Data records
·····

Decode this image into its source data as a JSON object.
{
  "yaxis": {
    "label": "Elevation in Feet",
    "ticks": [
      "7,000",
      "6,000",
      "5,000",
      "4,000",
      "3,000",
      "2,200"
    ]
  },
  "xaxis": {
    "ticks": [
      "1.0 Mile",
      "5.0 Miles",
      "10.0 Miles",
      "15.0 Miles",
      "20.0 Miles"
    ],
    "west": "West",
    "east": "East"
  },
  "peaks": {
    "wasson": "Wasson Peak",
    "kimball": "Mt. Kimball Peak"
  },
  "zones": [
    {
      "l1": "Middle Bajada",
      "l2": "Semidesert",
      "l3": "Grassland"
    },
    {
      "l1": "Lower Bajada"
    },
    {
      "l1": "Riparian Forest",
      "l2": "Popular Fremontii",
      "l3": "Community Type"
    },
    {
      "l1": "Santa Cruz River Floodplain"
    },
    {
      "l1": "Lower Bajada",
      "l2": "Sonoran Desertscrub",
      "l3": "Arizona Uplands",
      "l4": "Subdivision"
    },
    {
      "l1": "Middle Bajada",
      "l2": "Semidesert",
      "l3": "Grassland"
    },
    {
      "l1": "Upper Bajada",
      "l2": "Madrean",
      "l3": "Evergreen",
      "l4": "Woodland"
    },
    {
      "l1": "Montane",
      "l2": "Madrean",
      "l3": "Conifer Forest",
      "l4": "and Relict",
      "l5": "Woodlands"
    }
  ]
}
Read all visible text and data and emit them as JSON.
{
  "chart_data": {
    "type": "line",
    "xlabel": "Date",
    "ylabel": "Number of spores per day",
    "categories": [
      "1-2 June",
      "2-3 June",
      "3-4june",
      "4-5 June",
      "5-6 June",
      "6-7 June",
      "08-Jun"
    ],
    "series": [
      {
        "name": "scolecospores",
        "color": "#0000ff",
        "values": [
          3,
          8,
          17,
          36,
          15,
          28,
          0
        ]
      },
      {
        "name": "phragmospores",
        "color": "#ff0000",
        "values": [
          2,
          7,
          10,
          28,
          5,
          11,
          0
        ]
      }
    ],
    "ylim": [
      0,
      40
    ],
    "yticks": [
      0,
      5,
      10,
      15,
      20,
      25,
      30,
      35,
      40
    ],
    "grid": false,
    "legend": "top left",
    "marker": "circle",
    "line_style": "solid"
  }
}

·····

JOB:
Pick out the lines that contain "name" and copy them.

RESPONSE TO THIS EXERCISE:
        "name": "scolecospores",
        "name": "phragmospores",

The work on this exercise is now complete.